• WHAT IS EXPECTED:
Write out each entry, exactly the way it appears.
┄┄┄┄┄┄┄┄┄┄
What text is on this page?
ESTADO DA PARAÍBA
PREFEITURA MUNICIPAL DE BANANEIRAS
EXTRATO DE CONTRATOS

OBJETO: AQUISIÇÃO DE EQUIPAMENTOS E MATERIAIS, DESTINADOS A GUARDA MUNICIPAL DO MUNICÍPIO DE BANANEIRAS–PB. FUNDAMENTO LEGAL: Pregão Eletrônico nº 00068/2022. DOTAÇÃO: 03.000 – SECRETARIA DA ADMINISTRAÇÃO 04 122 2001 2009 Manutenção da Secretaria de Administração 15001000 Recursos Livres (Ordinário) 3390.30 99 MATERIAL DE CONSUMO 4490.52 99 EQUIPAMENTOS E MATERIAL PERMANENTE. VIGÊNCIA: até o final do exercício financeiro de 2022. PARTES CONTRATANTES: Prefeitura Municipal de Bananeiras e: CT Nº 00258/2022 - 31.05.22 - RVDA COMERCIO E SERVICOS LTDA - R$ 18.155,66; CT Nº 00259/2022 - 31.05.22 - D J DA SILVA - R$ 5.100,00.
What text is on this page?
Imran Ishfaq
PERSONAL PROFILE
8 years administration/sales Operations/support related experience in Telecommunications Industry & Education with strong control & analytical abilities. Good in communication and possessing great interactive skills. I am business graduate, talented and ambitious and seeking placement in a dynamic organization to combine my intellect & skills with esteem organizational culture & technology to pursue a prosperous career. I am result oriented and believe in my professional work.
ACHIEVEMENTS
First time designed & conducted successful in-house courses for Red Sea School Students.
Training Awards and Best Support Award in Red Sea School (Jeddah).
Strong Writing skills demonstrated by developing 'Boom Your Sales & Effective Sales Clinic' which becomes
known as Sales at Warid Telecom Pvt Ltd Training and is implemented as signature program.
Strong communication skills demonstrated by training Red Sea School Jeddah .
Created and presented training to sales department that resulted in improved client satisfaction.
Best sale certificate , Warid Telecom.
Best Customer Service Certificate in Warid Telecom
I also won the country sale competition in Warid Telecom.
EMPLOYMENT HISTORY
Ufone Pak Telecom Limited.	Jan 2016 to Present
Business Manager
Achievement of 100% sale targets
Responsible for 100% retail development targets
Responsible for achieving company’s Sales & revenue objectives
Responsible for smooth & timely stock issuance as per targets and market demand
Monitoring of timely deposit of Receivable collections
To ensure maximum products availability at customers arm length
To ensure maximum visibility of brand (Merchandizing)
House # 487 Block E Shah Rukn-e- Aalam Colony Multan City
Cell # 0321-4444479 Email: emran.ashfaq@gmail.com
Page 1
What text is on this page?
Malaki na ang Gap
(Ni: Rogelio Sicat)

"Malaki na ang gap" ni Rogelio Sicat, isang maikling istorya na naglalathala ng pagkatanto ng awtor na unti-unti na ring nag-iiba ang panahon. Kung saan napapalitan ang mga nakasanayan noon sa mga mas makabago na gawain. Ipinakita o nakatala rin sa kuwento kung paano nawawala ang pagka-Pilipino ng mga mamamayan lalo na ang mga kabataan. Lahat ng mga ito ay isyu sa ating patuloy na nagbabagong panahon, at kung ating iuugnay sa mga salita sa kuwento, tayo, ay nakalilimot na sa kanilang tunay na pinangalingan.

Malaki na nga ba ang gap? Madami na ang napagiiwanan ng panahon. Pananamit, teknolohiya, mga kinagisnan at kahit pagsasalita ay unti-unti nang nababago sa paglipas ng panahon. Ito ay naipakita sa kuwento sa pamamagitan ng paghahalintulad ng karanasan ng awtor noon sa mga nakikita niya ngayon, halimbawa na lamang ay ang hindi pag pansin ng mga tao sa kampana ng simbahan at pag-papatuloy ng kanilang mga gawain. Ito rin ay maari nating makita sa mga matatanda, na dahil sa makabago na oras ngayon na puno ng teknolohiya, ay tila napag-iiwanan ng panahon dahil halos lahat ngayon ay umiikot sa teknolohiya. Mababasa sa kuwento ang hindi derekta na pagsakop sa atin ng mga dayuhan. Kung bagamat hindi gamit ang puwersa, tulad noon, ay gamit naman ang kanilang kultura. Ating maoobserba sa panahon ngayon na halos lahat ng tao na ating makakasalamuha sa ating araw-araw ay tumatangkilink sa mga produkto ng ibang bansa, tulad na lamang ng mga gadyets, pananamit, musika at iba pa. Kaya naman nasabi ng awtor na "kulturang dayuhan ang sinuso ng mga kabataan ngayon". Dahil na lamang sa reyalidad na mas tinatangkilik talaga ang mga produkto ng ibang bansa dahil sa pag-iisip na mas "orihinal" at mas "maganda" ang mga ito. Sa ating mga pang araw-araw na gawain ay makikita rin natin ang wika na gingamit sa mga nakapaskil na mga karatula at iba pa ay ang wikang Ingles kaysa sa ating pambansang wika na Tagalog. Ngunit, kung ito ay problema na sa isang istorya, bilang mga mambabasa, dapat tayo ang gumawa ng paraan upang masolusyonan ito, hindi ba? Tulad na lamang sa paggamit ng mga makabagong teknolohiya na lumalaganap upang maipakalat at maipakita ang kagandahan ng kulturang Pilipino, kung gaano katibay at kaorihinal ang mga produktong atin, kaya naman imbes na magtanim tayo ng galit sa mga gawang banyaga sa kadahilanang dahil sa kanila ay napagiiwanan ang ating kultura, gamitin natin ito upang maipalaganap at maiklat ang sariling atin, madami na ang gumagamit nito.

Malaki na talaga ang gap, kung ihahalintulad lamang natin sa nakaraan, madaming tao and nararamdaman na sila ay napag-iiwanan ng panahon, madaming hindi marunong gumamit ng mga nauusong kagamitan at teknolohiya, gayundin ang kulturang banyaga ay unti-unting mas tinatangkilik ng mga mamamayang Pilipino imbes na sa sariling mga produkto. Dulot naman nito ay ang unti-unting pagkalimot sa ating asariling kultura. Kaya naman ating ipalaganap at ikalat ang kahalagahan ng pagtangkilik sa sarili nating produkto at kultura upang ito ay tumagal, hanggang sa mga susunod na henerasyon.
┄┄┄┄┄┄┄┄┄┄
• SOLUTION:
What text is on this page?
ESTADO DA PARAÍBA
PREFEITURA MUNICIPAL DE BANANEIRAS
EXTRATO DE CONTRATOS

OBJETO: AQUISIÇÃO DE EQUIPAMENTOS E MATERIAIS, DESTINADOS A GUARDA MUNICIPAL DO MUNICÍPIO DE BANANEIRAS–PB. FUNDAMENTO LEGAL: Pregão Eletrônico nº 00068/2022. DOTAÇÃO: 03.000 – SECRETARIA DA ADMINISTRAÇÃO 04 122 2001 2009 Manutenção da Secretaria de Administração 15001000 Recursos Livres (Ordinário) 3390.30 99 MATERIAL DE CONSUMO 4490.52 99 EQUIPAMENTOS E MATERIAL PERMANENTE. VIGÊNCIA: até o final do exercício financeiro de 2022. PARTES CONTRATANTES: Prefeitura Municipal de Bananeiras e: CT Nº 00258/2022 - 31.05.22 - RVDA COMERCIO E SERVICOS LTDA - R$ 18.155,66; CT Nº 00259/2022 - 31.05.22 - D J DA SILVA - R$ 5.100,00.
What text is on this page?
Imran Ishfaq
PERSONAL PROFILE
8 years administration/sales Operations/support related experience in Telecommunications Industry & Education with strong control & analytical abilities. Good in communication and possessing great interactive skills. I am business graduate, talented and ambitious and seeking placement in a dynamic organization to combine my intellect & skills with esteem organizational culture & technology to pursue a prosperous career. I am result oriented and believe in my professional work.
ACHIEVEMENTS
First time designed & conducted successful in-house courses for Red Sea School Students.
Training Awards and Best Support Award in Red Sea School (Jeddah).
Strong Writing skills demonstrated by developing 'Boom Your Sales & Effective Sales Clinic' which becomes
known as Sales at Warid Telecom Pvt Ltd Training and is implemented as signature program.
Strong communication skills demonstrated by training Red Sea School Jeddah .
Created and presented training to sales department that resulted in improved client satisfaction.
Best sale certificate , Warid Telecom.
Best Customer Service Certificate in Warid Telecom
I also won the country sale competition in Warid Telecom.
EMPLOYMENT HISTORY
Ufone Pak Telecom Limited.	Jan 2016 to Present
Business Manager
Achievement of 100% sale targets
Responsible for 100% retail development targets
Responsible for achieving company’s Sales & revenue objectives
Responsible for smooth & timely stock issuance as per targets and market demand
Monitoring of timely deposit of Receivable collections
To ensure maximum products availability at customers arm length
To ensure maximum visibility of brand (Merchandizing)
House # 487 Block E Shah Rukn-e- Aalam Colony Multan City
Cell # 0321-4444479 Email: emran.ashfaq@gmail.com
Page 1
What text is on this page?
Malaki na ang Gap
(Ni: Rogelio Sicat)

"Malaki na ang gap" ni Rogelio Sicat, isang maikling istorya na naglalathala ng pagkatanto ng awtor na unti-unti na ring nag-iiba ang panahon. Kung saan napapalitan ang mga nakasanayan noon sa mga mas makabago na gawain. Ipinakita o nakatala rin sa kuwento kung paano nawawala ang pagka-Pilipino ng mga mamamayan lalo na ang mga kabataan. Lahat ng mga ito ay isyu sa ating patuloy na nagbabagong panahon, at kung ating iuugnay sa mga salita sa kuwento, tayo, ay nakalilimot na sa kanilang tunay na pinangalingan.

Malaki na nga ba ang gap? Madami na ang napagiiwanan ng panahon. Pananamit, teknolohiya, mga kinagisnan at kahit pagsasalita ay unti-unti nang nababago sa paglipas ng panahon. Ito ay naipakita sa kuwento sa pamamagitan ng paghahalintulad ng karanasan ng awtor noon sa mga nakikita niya ngayon, halimbawa na lamang ay ang hindi pag pansin ng mga tao sa kampana ng simbahan at pag-papatuloy ng kanilang mga gawain. Ito rin ay maari nating makita sa mga matatanda, na dahil sa makabago na oras ngayon na puno ng teknolohiya, ay tila napag-iiwanan ng panahon dahil halos lahat ngayon ay umiikot sa teknolohiya. Mababasa sa kuwento ang hindi derekta na pagsakop sa atin ng mga dayuhan. Kung bagamat hindi gamit ang puwersa, tulad noon, ay gamit naman ang kanilang kultura. Ating maoobserba sa panahon ngayon na halos lahat ng tao na ating makakasalamuha sa ating araw-araw ay tumatangkilink sa mga produkto ng ibang bansa, tulad na lamang ng mga gadyets, pananamit, musika at iba pa. Kaya naman nasabi ng awtor na "kulturang dayuhan ang sinuso ng mga kabataan ngayon". Dahil na lamang sa reyalidad na mas tinatangkilik talaga ang mga produkto ng ibang bansa dahil sa pag-iisip na mas "orihinal" at mas "maganda" ang mga ito. Sa ating mga pang araw-araw na gawain ay makikita rin natin ang wika na gingamit sa mga nakapaskil na mga karatula at iba pa ay ang wikang Ingles kaysa sa ating pambansang wika na Tagalog. Ngunit, kung ito ay problema na sa isang istorya, bilang mga mambabasa, dapat tayo ang gumawa ng paraan upang masolusyonan ito, hindi ba? Tulad na lamang sa paggamit ng mga makabagong teknolohiya na lumalaganap upang maipakalat at maipakita ang kagandahan ng kulturang Pilipino, kung gaano katibay at kaorihinal ang mga produktong atin, kaya naman imbes na magtanim tayo ng galit sa mga gawang banyaga sa kadahilanang dahil sa kanila ay napagiiwanan ang ating kultura, gamitin natin ito upang maipalaganap at maiklat ang sariling atin, madami na ang gumagamit nito.

Malaki na talaga ang gap, kung ihahalintulad lamang natin sa nakaraan, madaming tao and nararamdaman na sila ay napag-iiwanan ng panahon, madaming hindi marunong gumamit ng mga nauusong kagamitan at teknolohiya, gayundin ang kulturang banyaga ay unti-unting mas tinatangkilik ng mga mamamayang Pilipino imbes na sa sariling mga produkto. Dulot naman nito ay ang unti-unting pagkalimot sa ating asariling kultura. Kaya naman ating ipalaganap at ikalat ang kahalagahan ng pagtangkilik sa sarili nating produkto at kultura upang ito ay tumagal, hanggang sa mga susunod na henerasyon.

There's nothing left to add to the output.